What to work on:
Reply with only the number of lines that contain the string "Texas".

------------------------------------------------------------

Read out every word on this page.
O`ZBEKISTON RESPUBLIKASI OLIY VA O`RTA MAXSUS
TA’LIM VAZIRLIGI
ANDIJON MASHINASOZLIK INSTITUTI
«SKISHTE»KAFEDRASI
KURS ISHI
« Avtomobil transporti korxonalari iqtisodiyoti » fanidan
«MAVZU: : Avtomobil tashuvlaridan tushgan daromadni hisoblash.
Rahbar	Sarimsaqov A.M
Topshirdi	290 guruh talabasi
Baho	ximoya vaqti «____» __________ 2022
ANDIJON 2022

------------------------------------------------------------

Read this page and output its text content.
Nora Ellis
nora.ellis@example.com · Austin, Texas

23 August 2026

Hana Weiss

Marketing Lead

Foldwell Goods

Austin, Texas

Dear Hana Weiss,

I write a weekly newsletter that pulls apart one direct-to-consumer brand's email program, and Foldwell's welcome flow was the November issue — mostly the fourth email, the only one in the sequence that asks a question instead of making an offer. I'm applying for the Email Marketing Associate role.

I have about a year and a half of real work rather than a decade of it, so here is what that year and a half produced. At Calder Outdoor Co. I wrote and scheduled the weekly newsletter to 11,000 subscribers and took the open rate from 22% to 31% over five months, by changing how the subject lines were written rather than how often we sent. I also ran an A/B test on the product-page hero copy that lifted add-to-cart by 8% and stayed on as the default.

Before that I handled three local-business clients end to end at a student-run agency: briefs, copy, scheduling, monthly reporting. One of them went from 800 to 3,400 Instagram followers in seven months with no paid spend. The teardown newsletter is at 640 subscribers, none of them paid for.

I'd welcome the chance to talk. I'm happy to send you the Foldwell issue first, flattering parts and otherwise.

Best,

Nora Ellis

------------------------------------------------------------

Exercise answer:
2